Tally the lines in the data that follows that include the word "desc", and report nothing but the total.

Recorded data
# # # # # # #
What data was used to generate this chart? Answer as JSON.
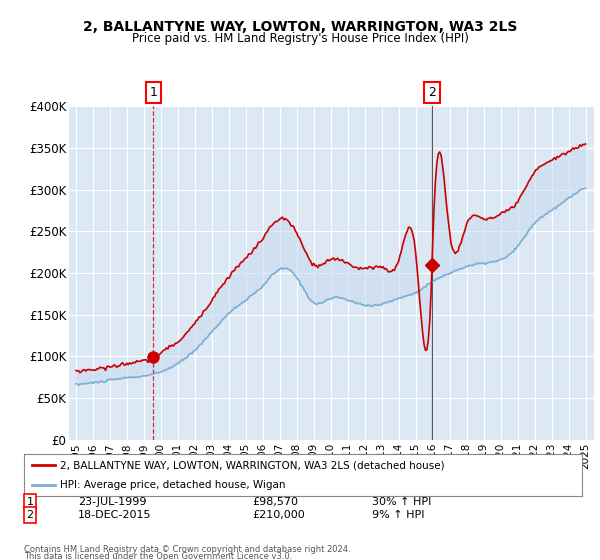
{
  "title": "2, BALLANTYNE WAY, LOWTON, WARRINGTON, WA3 2LS",
  "subtitle": "Price paid vs. HM Land Registry's House Price Index (HPI)",
  "ylim": [
    0,
    400000
  ],
  "yticks": [
    0,
    50000,
    100000,
    150000,
    200000,
    250000,
    300000,
    350000,
    400000
  ],
  "ytick_labels": [
    "£0",
    "£50K",
    "£100K",
    "£150K",
    "£200K",
    "£250K",
    "£300K",
    "£350K",
    "£400K"
  ],
  "sale1": {
    "date": 1999.56,
    "price": 98570,
    "label": "1",
    "date_str": "23-JUL-1999",
    "price_str": "£98,570",
    "hpi_str": "30% ↑ HPI"
  },
  "sale2": {
    "date": 2015.97,
    "price": 210000,
    "label": "2",
    "date_str": "18-DEC-2015",
    "price_str": "£210,000",
    "hpi_str": "9% ↑ HPI"
  },
  "legend_line1": "2, BALLANTYNE WAY, LOWTON, WARRINGTON, WA3 2LS (detached house)",
  "legend_line2": "HPI: Average price, detached house, Wigan",
  "footer1": "Contains HM Land Registry data © Crown copyright and database right 2024.",
  "footer2": "This data is licensed under the Open Government Licence v3.0.",
  "bg_color": "#dce9f5",
  "red_color": "#cc0000",
  "blue_color": "#7bafd4",
  "fill_color": "#c5d8ee",
  "background": "#ffffff",
  "grid_color": "#ffffff",
  "sale1_date_num": 1999.56,
  "sale2_date_num": 2015.97
}
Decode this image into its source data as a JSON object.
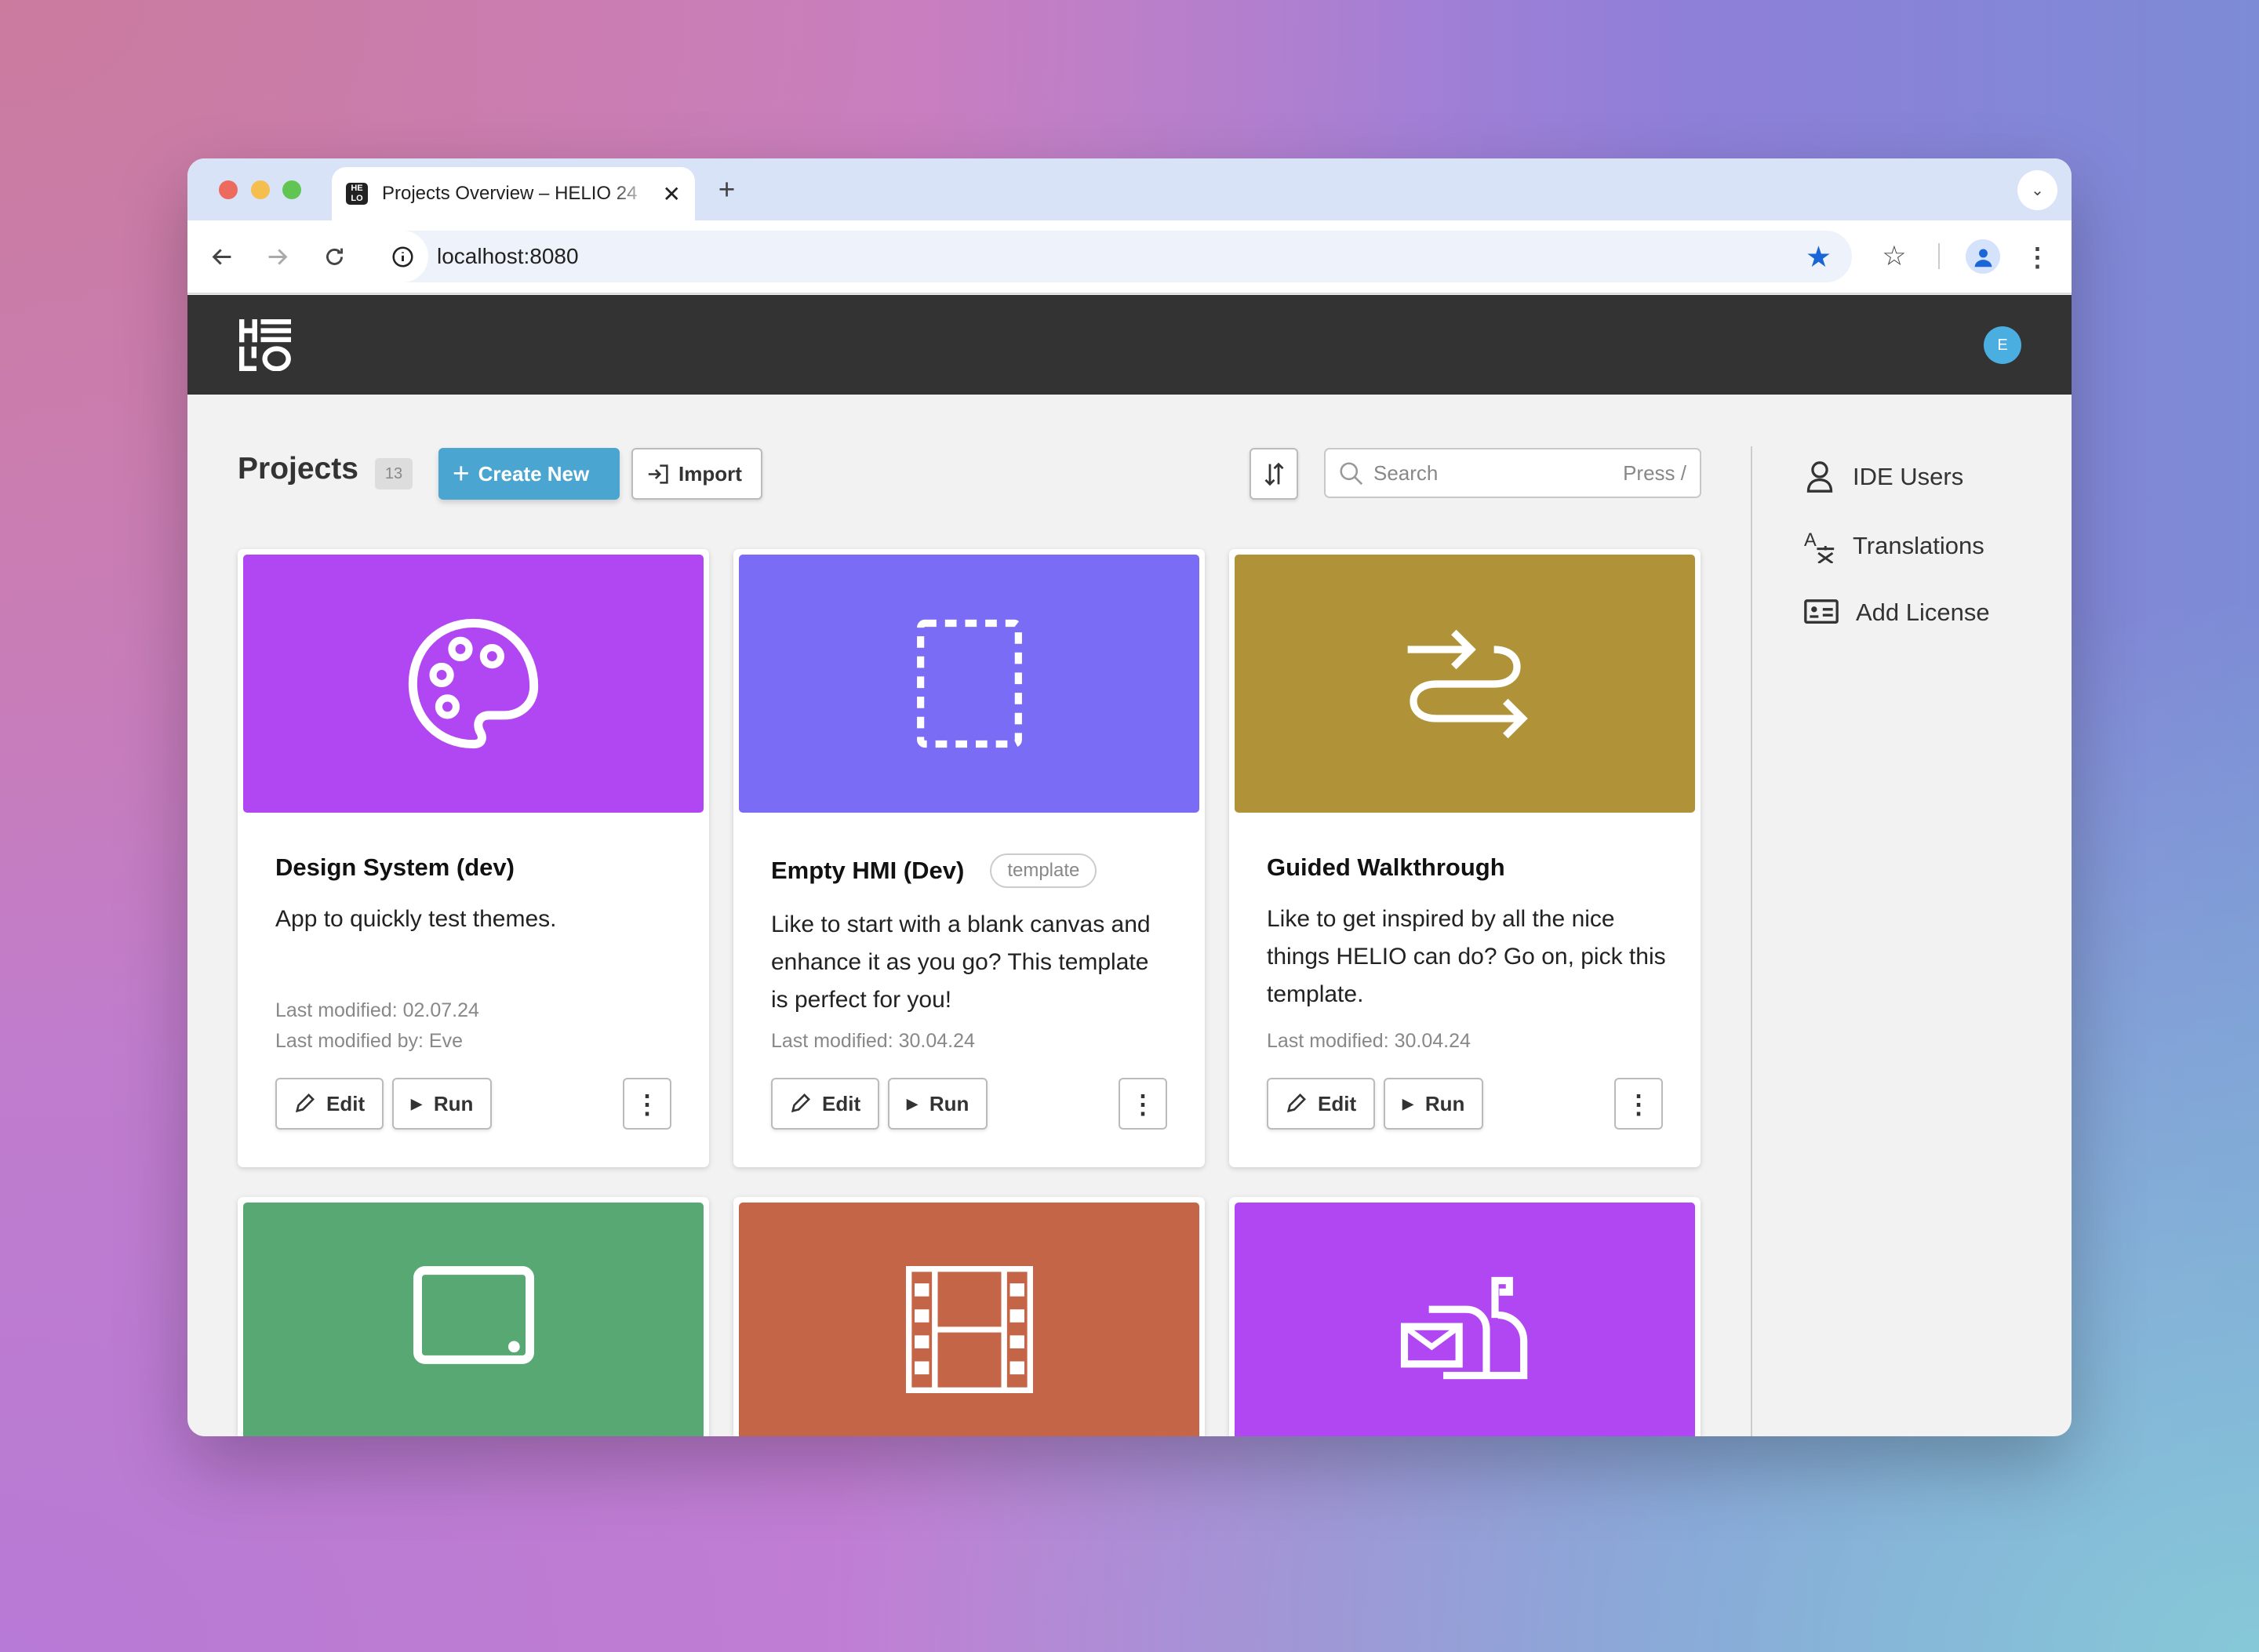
{
  "browser": {
    "tab_title": "Projects Overview – HELIO 24",
    "url": "localhost:8080"
  },
  "app": {
    "logo": "HELIO",
    "avatar_initial": "E"
  },
  "main": {
    "title": "Projects",
    "count": "13",
    "create_label": "Create New",
    "import_label": "Import",
    "search_placeholder": "Search",
    "search_hint": "Press /"
  },
  "sidebar": {
    "items": [
      {
        "label": "IDE Users",
        "icon": "user-icon"
      },
      {
        "label": "Translations",
        "icon": "translate-icon"
      },
      {
        "label": "Add License",
        "icon": "id-card-icon"
      }
    ]
  },
  "cards": [
    {
      "title": "Design System (dev)",
      "badge": "",
      "desc": "App to quickly test themes.",
      "modified": "Last modified: 02.07.24",
      "modified_by": "Last modified by: Eve",
      "color": "#b147f2",
      "icon": "palette-icon"
    },
    {
      "title": "Empty HMI (Dev)",
      "badge": "template",
      "desc": "Like to start with a blank canvas and enhance it as you go? This template is perfect for you!",
      "modified": "Last modified: 30.04.24",
      "modified_by": "",
      "color": "#7b6cf6",
      "icon": "dashed-rectangle-icon"
    },
    {
      "title": "Guided Walkthrough",
      "badge": "",
      "desc": "Like to get inspired by all the nice things HELIO can do? Go on, pick this template.",
      "modified": "Last modified: 30.04.24",
      "modified_by": "",
      "color": "#b09338",
      "icon": "route-arrows-icon"
    },
    {
      "color": "#57a872",
      "icon": "tablet-icon"
    },
    {
      "color": "#c36546",
      "icon": "film-icon"
    },
    {
      "color": "#b147f2",
      "icon": "mailbox-icon"
    }
  ],
  "card_actions": {
    "edit": "Edit",
    "run": "Run"
  }
}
# # # # # # #
▸ **SOLUTION TO THIS EXERCISE**
3